§ Work to be completed
All records below must be retyped exactly.

§ Records provided
>> Begin
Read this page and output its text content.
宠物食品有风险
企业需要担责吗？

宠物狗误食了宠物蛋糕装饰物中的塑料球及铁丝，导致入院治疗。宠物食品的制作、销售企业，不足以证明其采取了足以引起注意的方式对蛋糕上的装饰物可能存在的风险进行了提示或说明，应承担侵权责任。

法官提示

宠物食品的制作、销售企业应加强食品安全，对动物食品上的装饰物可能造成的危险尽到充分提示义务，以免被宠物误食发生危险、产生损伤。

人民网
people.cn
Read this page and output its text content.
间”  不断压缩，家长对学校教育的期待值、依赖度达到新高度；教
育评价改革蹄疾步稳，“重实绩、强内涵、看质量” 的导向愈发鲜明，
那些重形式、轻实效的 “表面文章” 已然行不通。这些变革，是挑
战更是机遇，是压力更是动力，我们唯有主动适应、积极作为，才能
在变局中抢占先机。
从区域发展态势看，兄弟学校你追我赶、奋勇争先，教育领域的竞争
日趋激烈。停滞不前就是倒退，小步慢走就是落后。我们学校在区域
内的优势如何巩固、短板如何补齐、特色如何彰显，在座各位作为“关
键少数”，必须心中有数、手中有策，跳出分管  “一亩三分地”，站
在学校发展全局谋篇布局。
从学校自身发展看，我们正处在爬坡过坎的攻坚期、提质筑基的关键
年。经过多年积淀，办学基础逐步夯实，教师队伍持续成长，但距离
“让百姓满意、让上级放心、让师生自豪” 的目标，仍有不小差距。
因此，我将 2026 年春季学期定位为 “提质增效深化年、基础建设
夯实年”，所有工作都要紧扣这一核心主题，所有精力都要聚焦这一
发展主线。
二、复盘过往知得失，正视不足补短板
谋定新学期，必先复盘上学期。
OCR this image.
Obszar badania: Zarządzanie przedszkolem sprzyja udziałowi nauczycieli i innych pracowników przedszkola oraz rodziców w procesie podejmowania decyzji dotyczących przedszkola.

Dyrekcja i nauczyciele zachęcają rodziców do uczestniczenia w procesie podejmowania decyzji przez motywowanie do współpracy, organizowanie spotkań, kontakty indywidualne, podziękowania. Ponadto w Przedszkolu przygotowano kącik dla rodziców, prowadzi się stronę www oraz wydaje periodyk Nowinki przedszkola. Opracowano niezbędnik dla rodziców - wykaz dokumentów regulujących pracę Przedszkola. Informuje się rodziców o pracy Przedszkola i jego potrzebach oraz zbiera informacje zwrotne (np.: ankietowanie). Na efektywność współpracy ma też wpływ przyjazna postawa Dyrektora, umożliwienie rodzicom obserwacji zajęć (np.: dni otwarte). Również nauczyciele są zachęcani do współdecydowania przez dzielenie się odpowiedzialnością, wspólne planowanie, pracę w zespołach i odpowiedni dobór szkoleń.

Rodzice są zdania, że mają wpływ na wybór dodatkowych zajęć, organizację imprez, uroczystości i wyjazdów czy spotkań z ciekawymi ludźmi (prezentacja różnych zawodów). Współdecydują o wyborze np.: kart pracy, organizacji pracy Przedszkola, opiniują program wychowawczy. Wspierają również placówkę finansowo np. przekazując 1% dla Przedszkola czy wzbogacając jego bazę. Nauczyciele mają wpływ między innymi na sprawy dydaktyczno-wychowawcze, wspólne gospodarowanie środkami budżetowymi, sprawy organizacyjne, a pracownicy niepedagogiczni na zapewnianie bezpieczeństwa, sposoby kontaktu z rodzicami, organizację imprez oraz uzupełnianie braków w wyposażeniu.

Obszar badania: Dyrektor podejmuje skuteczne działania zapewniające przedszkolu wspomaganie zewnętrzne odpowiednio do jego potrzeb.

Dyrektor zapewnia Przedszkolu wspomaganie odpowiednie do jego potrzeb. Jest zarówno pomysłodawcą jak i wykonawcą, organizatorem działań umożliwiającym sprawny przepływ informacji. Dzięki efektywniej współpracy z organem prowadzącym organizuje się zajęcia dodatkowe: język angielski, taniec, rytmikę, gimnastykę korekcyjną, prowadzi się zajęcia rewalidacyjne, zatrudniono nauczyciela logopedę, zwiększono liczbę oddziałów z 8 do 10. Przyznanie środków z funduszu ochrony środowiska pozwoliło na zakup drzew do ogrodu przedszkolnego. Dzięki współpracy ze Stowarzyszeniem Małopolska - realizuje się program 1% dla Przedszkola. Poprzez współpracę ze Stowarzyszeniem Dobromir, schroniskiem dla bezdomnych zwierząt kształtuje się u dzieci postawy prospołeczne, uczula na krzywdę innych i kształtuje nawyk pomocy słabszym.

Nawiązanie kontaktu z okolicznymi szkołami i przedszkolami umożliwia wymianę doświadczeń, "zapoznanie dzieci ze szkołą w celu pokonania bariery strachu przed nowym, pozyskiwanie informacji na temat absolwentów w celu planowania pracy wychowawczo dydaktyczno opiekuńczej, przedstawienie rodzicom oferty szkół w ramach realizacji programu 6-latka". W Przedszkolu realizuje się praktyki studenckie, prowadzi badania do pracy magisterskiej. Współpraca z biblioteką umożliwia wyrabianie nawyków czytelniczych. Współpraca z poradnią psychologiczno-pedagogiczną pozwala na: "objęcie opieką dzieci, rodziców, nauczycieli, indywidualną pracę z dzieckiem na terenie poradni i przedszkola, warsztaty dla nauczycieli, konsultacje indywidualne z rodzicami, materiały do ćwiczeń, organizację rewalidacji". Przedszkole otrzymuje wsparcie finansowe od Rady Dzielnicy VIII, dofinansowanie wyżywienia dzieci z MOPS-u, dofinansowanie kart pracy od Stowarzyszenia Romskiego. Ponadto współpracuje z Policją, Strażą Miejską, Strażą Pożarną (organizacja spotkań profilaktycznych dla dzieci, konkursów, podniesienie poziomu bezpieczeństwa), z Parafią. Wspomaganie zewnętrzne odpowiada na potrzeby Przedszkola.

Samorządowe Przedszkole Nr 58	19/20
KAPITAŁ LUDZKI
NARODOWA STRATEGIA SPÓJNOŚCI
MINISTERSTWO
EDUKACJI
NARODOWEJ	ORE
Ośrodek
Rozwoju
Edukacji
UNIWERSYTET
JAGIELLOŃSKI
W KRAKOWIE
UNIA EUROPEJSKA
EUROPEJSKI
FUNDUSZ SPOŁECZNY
>> End
§ The output
Read this page and output its text content.
宠物食品有风险
企业需要担责吗？

宠物狗误食了宠物蛋糕装饰物中的塑料球及铁丝，导致入院治疗。宠物食品的制作、销售企业，不足以证明其采取了足以引起注意的方式对蛋糕上的装饰物可能存在的风险进行了提示或说明，应承担侵权责任。

法官提示

宠物食品的制作、销售企业应加强食品安全，对动物食品上的装饰物可能造成的危险尽到充分提示义务，以免被宠物误食发生危险、产生损伤。

人民网
people.cn
Read this page and output its text content.
间”  不断压缩，家长对学校教育的期待值、依赖度达到新高度；教
育评价改革蹄疾步稳，“重实绩、强内涵、看质量” 的导向愈发鲜明，
那些重形式、轻实效的 “表面文章” 已然行不通。这些变革，是挑
战更是机遇，是压力更是动力，我们唯有主动适应、积极作为，才能
在变局中抢占先机。
从区域发展态势看，兄弟学校你追我赶、奋勇争先，教育领域的竞争
日趋激烈。停滞不前就是倒退，小步慢走就是落后。我们学校在区域
内的优势如何巩固、短板如何补齐、特色如何彰显，在座各位作为“关
键少数”，必须心中有数、手中有策，跳出分管  “一亩三分地”，站
在学校发展全局谋篇布局。
从学校自身发展看，我们正处在爬坡过坎的攻坚期、提质筑基的关键
年。经过多年积淀，办学基础逐步夯实，教师队伍持续成长，但距离
“让百姓满意、让上级放心、让师生自豪” 的目标，仍有不小差距。
因此，我将 2026 年春季学期定位为 “提质增效深化年、基础建设
夯实年”，所有工作都要紧扣这一核心主题，所有精力都要聚焦这一
发展主线。
二、复盘过往知得失，正视不足补短板
谋定新学期，必先复盘上学期。
OCR this image.
Obszar badania: Zarządzanie przedszkolem sprzyja udziałowi nauczycieli i innych pracowników przedszkola oraz rodziców w procesie podejmowania decyzji dotyczących przedszkola.

Dyrekcja i nauczyciele zachęcają rodziców do uczestniczenia w procesie podejmowania decyzji przez motywowanie do współpracy, organizowanie spotkań, kontakty indywidualne, podziękowania. Ponadto w Przedszkolu przygotowano kącik dla rodziców, prowadzi się stronę www oraz wydaje periodyk Nowinki przedszkola. Opracowano niezbędnik dla rodziców - wykaz dokumentów regulujących pracę Przedszkola. Informuje się rodziców o pracy Przedszkola i jego potrzebach oraz zbiera informacje zwrotne (np.: ankietowanie). Na efektywność współpracy ma też wpływ przyjazna postawa Dyrektora, umożliwienie rodzicom obserwacji zajęć (np.: dni otwarte). Również nauczyciele są zachęcani do współdecydowania przez dzielenie się odpowiedzialnością, wspólne planowanie, pracę w zespołach i odpowiedni dobór szkoleń.

Rodzice są zdania, że mają wpływ na wybór dodatkowych zajęć, organizację imprez, uroczystości i wyjazdów czy spotkań z ciekawymi ludźmi (prezentacja różnych zawodów). Współdecydują o wyborze np.: kart pracy, organizacji pracy Przedszkola, opiniują program wychowawczy. Wspierają również placówkę finansowo np. przekazując 1% dla Przedszkola czy wzbogacając jego bazę. Nauczyciele mają wpływ między innymi na sprawy dydaktyczno-wychowawcze, wspólne gospodarowanie środkami budżetowymi, sprawy organizacyjne, a pracownicy niepedagogiczni na zapewnianie bezpieczeństwa, sposoby kontaktu z rodzicami, organizację imprez oraz uzupełnianie braków w wyposażeniu.

Obszar badania: Dyrektor podejmuje skuteczne działania zapewniające przedszkolu wspomaganie zewnętrzne odpowiednio do jego potrzeb.

Dyrektor zapewnia Przedszkolu wspomaganie odpowiednie do jego potrzeb. Jest zarówno pomysłodawcą jak i wykonawcą, organizatorem działań umożliwiającym sprawny przepływ informacji. Dzięki efektywniej współpracy z organem prowadzącym organizuje się zajęcia dodatkowe: język angielski, taniec, rytmikę, gimnastykę korekcyjną, prowadzi się zajęcia rewalidacyjne, zatrudniono nauczyciela logopedę, zwiększono liczbę oddziałów z 8 do 10. Przyznanie środków z funduszu ochrony środowiska pozwoliło na zakup drzew do ogrodu przedszkolnego. Dzięki współpracy ze Stowarzyszeniem Małopolska - realizuje się program 1% dla Przedszkola. Poprzez współpracę ze Stowarzyszeniem Dobromir, schroniskiem dla bezdomnych zwierząt kształtuje się u dzieci postawy prospołeczne, uczula na krzywdę innych i kształtuje nawyk pomocy słabszym.

Nawiązanie kontaktu z okolicznymi szkołami i przedszkolami umożliwia wymianę doświadczeń, "zapoznanie dzieci ze szkołą w celu pokonania bariery strachu przed nowym, pozyskiwanie informacji na temat absolwentów w celu planowania pracy wychowawczo dydaktyczno opiekuńczej, przedstawienie rodzicom oferty szkół w ramach realizacji programu 6-latka". W Przedszkolu realizuje się praktyki studenckie, prowadzi badania do pracy magisterskiej. Współpraca z biblioteką umożliwia wyrabianie nawyków czytelniczych. Współpraca z poradnią psychologiczno-pedagogiczną pozwala na: "objęcie opieką dzieci, rodziców, nauczycieli, indywidualną pracę z dzieckiem na terenie poradni i przedszkola, warsztaty dla nauczycieli, konsultacje indywidualne z rodzicami, materiały do ćwiczeń, organizację rewalidacji". Przedszkole otrzymuje wsparcie finansowe od Rady Dzielnicy VIII, dofinansowanie wyżywienia dzieci z MOPS-u, dofinansowanie kart pracy od Stowarzyszenia Romskiego. Ponadto współpracuje z Policją, Strażą Miejską, Strażą Pożarną (organizacja spotkań profilaktycznych dla dzieci, konkursów, podniesienie poziomu bezpieczeństwa), z Parafią. Wspomaganie zewnętrzne odpowiada na potrzeby Przedszkola.

Samorządowe Przedszkole Nr 58	19/20
KAPITAŁ LUDZKI
NARODOWA STRATEGIA SPÓJNOŚCI
MINISTERSTWO
EDUKACJI
NARODOWEJ	ORE
Ośrodek
Rozwoju
Edukacji
UNIWERSYTET
JAGIELLOŃSKI
W KRAKOWIE
UNIA EUROPEJSKA
EUROPEJSKI
FUNDUSZ SPOŁECZNY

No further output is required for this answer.